* Start Records supplied *

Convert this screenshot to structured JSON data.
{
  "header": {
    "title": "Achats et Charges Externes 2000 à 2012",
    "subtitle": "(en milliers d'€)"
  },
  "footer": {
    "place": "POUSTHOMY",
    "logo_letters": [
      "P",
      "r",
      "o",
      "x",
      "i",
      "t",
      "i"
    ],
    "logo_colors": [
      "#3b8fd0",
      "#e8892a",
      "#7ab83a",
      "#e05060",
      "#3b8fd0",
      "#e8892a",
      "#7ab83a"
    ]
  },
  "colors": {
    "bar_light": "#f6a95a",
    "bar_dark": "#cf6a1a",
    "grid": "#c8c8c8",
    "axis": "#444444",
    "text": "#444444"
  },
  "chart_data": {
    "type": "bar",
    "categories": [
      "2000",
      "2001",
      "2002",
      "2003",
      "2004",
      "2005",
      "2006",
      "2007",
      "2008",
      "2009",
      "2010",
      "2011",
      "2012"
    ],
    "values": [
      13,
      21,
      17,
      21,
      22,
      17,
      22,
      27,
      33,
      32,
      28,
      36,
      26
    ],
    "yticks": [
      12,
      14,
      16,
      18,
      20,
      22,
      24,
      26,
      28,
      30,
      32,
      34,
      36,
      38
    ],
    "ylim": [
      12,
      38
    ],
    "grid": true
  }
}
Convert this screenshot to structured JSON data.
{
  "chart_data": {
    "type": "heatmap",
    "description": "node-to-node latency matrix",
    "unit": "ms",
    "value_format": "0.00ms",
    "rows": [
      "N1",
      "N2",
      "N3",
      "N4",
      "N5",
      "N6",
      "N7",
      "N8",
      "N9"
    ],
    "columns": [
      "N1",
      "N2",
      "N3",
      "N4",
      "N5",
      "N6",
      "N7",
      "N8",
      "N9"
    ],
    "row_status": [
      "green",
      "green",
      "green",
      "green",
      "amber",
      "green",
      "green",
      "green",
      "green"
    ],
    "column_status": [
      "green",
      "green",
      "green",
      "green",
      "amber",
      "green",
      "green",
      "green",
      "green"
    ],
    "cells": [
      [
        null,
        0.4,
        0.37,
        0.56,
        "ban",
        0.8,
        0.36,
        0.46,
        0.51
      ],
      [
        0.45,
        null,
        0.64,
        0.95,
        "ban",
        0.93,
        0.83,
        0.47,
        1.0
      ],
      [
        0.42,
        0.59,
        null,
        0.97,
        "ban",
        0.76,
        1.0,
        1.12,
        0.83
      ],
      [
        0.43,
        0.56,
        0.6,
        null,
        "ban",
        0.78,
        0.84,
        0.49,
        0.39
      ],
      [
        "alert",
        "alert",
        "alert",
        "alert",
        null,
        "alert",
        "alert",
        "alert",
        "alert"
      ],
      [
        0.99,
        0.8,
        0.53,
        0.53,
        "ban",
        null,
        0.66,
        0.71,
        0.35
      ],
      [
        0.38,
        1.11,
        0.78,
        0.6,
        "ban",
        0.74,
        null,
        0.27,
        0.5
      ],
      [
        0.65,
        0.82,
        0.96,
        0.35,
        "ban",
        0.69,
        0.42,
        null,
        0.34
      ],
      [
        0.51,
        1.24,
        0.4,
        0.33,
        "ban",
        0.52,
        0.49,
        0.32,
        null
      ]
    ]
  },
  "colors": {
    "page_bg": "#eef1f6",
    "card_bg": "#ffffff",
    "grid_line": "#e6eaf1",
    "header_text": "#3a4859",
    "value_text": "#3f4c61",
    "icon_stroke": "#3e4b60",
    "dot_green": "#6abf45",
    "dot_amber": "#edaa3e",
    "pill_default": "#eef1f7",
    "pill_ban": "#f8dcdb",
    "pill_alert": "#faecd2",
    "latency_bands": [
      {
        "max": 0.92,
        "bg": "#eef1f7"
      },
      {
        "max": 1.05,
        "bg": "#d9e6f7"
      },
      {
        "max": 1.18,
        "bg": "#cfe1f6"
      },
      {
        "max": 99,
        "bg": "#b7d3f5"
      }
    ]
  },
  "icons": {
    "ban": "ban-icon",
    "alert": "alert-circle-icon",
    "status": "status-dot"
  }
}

* End Records supplied *

[Exercise requirements] Write down every line of the data exactly as it appears above.

[Problem solution]
Convert this screenshot to structured JSON data.
{
  "header": {
    "title": "Achats et Charges Externes 2000 à 2012",
    "subtitle": "(en milliers d'€)"
  },
  "footer": {
    "place": "POUSTHOMY",
    "logo_letters": [
      "P",
      "r",
      "o",
      "x",
      "i",
      "t",
      "i"
    ],
    "logo_colors": [
      "#3b8fd0",
      "#e8892a",
      "#7ab83a",
      "#e05060",
      "#3b8fd0",
      "#e8892a",
      "#7ab83a"
    ]
  },
  "colors": {
    "bar_light": "#f6a95a",
    "bar_dark": "#cf6a1a",
    "grid": "#c8c8c8",
    "axis": "#444444",
    "text": "#444444"
  },
  "chart_data": {
    "type": "bar",
    "categories": [
      "2000",
      "2001",
      "2002",
      "2003",
      "2004",
      "2005",
      "2006",
      "2007",
      "2008",
      "2009",
      "2010",
      "2011",
      "2012"
    ],
    "values": [
      13,
      21,
      17,
      21,
      22,
      17,
      22,
      27,
      33,
      32,
      28,
      36,
      26
    ],
    "yticks": [
      12,
      14,
      16,
      18,
      20,
      22,
      24,
      26,
      28,
      30,
      32,
      34,
      36,
      38
    ],
    "ylim": [
      12,
      38
    ],
    "grid": true
  }
}
Convert this screenshot to structured JSON data.
{
  "chart_data": {
    "type": "heatmap",
    "description": "node-to-node latency matrix",
    "unit": "ms",
    "value_format": "0.00ms",
    "rows": [
      "N1",
      "N2",
      "N3",
      "N4",
      "N5",
      "N6",
      "N7",
      "N8",
      "N9"
    ],
    "columns": [
      "N1",
      "N2",
      "N3",
      "N4",
      "N5",
      "N6",
      "N7",
      "N8",
      "N9"
    ],
    "row_status": [
      "green",
      "green",
      "green",
      "green",
      "amber",
      "green",
      "green",
      "green",
      "green"
    ],
    "column_status": [
      "green",
      "green",
      "green",
      "green",
      "amber",
      "green",
      "green",
      "green",
      "green"
    ],
    "cells": [
      [
        null,
        0.4,
        0.37,
        0.56,
        "ban",
        0.8,
        0.36,
        0.46,
        0.51
      ],
      [
        0.45,
        null,
        0.64,
        0.95,
        "ban",
        0.93,
        0.83,
        0.47,
        1.0
      ],
      [
        0.42,
        0.59,
        null,
        0.97,
        "ban",
        0.76,
        1.0,
        1.12,
        0.83
      ],
      [
        0.43,
        0.56,
        0.6,
        null,
        "ban",
        0.78,
        0.84,
        0.49,
        0.39
      ],
      [
        "alert",
        "alert",
        "alert",
        "alert",
        null,
        "alert",
        "alert",
        "alert",
        "alert"
      ],
      [
        0.99,
        0.8,
        0.53,
        0.53,
        "ban",
        null,
        0.66,
        0.71,
        0.35
      ],
      [
        0.38,
        1.11,
        0.78,
        0.6,
        "ban",
        0.74,
        null,
        0.27,
        0.5
      ],
      [
        0.65,
        0.82,
        0.96,
        0.35,
        "ban",
        0.69,
        0.42,
        null,
        0.34
      ],
      [
        0.51,
        1.24,
        0.4,
        0.33,
        "ban",
        0.52,
        0.49,
        0.32,
        null
      ]
    ]
  },
  "colors": {
    "page_bg": "#eef1f6",
    "card_bg": "#ffffff",
    "grid_line": "#e6eaf1",
    "header_text": "#3a4859",
    "value_text": "#3f4c61",
    "icon_stroke": "#3e4b60",
    "dot_green": "#6abf45",
    "dot_amber": "#edaa3e",
    "pill_default": "#eef1f7",
    "pill_ban": "#f8dcdb",
    "pill_alert": "#faecd2",
    "latency_bands": [
      {
        "max": 0.92,
        "bg": "#eef1f7"
      },
      {
        "max": 1.05,
        "bg": "#d9e6f7"
      },
      {
        "max": 1.18,
        "bg": "#cfe1f6"
      },
      {
        "max": 99,
        "bg": "#b7d3f5"
      }
    ]
  },
  "icons": {
    "ban": "ban-icon",
    "alert": "alert-circle-icon",
    "status": "status-dot"
  }
}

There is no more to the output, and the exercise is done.